TASK REQUIREMENTS – Pull every line that holds the word "سایر" from the entries.

Extracts from a graphics dataset:

* begin *

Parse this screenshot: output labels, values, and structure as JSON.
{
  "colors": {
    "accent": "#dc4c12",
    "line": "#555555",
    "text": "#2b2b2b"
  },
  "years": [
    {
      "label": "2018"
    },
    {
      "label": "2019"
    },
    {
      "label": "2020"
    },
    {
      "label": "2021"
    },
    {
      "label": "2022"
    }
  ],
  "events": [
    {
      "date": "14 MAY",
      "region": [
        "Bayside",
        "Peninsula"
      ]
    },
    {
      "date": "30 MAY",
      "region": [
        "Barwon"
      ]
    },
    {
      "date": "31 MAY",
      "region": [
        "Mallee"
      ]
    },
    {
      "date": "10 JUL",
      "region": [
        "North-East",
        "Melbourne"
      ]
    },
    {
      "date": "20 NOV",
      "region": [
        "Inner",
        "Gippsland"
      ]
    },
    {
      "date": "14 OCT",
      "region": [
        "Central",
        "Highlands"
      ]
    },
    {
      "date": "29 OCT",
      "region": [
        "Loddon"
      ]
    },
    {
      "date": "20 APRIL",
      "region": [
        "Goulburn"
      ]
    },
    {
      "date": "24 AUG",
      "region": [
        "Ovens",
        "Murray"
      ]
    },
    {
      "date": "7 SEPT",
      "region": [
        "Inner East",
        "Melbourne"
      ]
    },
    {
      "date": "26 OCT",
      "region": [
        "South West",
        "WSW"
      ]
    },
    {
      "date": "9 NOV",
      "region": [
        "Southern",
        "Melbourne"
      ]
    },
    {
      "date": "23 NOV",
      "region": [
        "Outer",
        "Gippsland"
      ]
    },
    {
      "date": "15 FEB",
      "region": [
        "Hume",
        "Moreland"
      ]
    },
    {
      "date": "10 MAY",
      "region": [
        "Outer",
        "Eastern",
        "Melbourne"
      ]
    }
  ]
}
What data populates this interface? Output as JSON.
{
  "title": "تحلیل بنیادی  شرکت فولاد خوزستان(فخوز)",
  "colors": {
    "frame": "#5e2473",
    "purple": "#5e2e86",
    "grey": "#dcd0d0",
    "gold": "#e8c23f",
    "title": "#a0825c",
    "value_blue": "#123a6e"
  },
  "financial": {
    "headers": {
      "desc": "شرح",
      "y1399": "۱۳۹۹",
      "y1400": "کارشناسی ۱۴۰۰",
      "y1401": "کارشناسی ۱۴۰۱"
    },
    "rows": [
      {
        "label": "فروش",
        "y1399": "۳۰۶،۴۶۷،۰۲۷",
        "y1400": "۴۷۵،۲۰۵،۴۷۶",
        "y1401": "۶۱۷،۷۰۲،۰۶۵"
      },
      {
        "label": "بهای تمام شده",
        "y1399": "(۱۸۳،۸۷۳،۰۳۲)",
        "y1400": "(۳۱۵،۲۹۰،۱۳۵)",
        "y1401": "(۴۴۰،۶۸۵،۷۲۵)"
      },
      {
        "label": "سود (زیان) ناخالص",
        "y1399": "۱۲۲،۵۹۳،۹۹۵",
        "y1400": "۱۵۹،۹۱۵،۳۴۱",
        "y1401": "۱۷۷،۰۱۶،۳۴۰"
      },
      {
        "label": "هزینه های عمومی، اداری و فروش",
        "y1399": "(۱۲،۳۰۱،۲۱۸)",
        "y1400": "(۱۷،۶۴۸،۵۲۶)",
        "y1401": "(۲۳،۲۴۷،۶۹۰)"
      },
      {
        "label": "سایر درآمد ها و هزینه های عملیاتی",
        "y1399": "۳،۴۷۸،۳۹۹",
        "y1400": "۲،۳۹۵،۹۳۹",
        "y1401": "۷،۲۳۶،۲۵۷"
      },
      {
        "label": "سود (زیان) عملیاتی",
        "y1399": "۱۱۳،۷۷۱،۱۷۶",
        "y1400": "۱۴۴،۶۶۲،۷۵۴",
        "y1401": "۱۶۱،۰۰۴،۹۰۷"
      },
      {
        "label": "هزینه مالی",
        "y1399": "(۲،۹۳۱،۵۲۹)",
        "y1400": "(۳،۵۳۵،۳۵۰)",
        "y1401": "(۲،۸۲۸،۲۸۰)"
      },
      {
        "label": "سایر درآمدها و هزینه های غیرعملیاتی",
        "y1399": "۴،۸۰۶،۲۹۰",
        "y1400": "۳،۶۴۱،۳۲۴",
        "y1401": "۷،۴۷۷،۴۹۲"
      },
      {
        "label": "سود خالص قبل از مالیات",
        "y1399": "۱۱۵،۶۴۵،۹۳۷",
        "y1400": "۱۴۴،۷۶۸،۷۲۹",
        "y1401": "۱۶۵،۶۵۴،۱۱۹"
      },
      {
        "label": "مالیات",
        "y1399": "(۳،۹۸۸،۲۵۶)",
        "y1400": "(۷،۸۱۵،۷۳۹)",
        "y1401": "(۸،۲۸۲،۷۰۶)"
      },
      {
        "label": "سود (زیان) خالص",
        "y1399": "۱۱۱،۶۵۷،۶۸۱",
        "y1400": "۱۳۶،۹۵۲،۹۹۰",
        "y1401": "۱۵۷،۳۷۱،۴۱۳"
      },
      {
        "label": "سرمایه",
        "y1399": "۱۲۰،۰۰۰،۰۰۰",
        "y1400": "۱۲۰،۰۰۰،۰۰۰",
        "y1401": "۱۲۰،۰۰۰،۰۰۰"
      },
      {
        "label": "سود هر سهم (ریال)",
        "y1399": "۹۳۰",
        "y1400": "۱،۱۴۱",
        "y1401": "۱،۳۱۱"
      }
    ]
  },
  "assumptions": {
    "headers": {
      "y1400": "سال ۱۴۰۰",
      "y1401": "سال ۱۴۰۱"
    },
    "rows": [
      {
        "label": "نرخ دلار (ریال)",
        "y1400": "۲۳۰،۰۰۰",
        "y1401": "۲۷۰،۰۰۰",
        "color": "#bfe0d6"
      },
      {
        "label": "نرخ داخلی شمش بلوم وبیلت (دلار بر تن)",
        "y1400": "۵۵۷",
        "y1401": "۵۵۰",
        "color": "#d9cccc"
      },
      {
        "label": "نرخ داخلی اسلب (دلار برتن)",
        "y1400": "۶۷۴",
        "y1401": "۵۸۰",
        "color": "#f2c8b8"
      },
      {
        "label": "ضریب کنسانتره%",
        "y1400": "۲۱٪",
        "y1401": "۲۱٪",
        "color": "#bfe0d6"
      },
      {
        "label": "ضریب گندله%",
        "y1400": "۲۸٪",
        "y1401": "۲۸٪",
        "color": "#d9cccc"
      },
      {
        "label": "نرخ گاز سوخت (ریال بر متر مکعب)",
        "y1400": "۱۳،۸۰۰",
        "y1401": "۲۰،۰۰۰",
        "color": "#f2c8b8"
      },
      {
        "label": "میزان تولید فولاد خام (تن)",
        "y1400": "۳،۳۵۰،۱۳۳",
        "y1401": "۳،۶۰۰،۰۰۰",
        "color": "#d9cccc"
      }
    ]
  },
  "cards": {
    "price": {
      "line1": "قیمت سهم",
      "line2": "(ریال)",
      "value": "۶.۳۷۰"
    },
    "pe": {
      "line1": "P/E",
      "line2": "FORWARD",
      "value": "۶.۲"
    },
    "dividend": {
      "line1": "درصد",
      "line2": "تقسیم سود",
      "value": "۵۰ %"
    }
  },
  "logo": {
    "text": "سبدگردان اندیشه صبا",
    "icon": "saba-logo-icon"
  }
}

* end *
* begin *

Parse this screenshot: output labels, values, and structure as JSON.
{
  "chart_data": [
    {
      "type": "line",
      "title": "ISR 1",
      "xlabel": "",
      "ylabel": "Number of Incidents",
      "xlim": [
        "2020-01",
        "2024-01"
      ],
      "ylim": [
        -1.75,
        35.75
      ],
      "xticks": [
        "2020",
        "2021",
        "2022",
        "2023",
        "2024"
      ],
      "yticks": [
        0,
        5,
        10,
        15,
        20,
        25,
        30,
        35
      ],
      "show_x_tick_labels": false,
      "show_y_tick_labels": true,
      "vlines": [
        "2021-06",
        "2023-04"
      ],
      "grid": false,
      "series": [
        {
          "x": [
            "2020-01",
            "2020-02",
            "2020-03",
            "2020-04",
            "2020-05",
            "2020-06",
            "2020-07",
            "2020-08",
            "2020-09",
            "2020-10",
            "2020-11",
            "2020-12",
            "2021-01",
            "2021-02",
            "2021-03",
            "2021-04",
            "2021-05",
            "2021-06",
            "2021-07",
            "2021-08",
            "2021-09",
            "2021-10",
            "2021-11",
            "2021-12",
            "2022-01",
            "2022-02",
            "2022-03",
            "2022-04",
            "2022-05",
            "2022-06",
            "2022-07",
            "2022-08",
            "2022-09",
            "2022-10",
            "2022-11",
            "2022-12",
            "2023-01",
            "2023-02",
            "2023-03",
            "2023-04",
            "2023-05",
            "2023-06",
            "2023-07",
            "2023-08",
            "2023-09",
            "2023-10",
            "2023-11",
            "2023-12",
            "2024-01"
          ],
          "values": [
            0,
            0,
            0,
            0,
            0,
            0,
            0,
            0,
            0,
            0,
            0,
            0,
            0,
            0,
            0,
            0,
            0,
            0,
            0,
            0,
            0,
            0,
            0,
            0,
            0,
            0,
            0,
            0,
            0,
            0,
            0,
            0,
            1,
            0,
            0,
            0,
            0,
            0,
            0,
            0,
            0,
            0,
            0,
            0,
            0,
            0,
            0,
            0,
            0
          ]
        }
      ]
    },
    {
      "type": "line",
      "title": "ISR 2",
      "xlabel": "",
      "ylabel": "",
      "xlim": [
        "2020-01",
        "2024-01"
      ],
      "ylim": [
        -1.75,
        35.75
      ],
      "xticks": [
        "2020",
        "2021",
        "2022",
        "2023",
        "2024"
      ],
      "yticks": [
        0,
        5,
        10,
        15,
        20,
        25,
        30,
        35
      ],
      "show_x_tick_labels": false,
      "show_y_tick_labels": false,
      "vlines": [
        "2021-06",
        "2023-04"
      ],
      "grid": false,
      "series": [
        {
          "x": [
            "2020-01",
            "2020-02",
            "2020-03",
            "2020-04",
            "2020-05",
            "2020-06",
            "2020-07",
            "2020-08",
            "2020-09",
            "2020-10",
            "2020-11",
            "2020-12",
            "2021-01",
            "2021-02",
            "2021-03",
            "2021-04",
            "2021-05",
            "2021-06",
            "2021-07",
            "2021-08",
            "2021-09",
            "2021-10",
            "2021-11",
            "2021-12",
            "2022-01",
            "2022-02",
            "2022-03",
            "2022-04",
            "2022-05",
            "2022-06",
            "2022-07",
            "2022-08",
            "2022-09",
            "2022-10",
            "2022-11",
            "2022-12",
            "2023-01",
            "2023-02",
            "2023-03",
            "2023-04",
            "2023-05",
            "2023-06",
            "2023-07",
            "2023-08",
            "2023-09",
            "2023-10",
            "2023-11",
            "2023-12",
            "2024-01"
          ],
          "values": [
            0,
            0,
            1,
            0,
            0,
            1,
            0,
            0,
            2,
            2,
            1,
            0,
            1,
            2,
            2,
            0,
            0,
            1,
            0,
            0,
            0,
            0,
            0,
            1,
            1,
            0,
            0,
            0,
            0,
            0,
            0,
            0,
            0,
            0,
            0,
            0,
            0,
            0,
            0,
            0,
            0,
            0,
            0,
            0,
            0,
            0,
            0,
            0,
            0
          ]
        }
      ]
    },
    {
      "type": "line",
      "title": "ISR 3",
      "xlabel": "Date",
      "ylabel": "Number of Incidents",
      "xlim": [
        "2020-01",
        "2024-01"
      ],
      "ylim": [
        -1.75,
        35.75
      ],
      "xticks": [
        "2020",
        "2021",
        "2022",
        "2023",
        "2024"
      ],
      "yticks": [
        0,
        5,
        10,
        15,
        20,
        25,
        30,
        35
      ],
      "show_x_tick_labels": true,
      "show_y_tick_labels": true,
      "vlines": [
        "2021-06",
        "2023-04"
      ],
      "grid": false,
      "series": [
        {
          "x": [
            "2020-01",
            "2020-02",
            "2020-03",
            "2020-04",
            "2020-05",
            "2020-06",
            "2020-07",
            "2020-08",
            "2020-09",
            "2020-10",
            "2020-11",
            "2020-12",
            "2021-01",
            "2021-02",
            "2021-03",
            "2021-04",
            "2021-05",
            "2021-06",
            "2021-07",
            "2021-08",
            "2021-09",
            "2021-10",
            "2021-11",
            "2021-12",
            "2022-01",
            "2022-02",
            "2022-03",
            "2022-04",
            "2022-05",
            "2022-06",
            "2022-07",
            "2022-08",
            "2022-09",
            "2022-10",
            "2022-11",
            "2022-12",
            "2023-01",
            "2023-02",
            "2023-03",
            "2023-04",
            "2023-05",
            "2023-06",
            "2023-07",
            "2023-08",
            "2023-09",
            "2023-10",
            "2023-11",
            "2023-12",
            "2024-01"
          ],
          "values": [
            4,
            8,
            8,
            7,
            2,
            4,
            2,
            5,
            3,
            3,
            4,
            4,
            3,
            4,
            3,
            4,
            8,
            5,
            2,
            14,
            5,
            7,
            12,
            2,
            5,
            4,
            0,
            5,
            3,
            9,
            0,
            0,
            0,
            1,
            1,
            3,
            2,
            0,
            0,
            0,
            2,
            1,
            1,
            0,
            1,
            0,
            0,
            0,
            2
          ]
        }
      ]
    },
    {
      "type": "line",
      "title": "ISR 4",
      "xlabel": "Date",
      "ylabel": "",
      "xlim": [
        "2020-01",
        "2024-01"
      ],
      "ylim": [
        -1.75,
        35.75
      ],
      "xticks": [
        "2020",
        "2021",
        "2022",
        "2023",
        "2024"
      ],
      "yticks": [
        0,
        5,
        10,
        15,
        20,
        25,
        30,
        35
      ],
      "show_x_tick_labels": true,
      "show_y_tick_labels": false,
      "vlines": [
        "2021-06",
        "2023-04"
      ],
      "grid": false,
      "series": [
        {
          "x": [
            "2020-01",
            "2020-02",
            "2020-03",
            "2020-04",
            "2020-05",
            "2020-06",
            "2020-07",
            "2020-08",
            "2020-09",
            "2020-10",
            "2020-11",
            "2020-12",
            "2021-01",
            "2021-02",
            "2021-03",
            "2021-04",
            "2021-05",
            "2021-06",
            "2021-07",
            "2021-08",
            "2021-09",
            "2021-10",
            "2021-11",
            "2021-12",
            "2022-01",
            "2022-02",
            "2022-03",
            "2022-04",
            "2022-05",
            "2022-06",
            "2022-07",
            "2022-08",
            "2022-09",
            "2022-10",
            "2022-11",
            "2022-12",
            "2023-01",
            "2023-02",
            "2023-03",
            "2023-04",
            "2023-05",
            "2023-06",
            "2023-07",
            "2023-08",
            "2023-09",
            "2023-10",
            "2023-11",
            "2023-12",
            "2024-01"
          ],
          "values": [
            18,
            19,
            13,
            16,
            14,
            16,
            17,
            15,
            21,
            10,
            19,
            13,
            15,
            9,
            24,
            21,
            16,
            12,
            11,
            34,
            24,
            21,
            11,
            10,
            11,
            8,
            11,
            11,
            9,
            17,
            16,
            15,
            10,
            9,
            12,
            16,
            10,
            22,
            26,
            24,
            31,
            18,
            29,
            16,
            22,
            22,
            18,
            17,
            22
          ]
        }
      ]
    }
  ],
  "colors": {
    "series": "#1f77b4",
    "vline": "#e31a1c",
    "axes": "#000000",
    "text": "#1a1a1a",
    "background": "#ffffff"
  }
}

* end *

THE RESULT –
        "label": "سایر درآمد ها و هزینه های عملیاتی",
        "label": "سایر درآمدها و هزینه های غیرعملیاتی",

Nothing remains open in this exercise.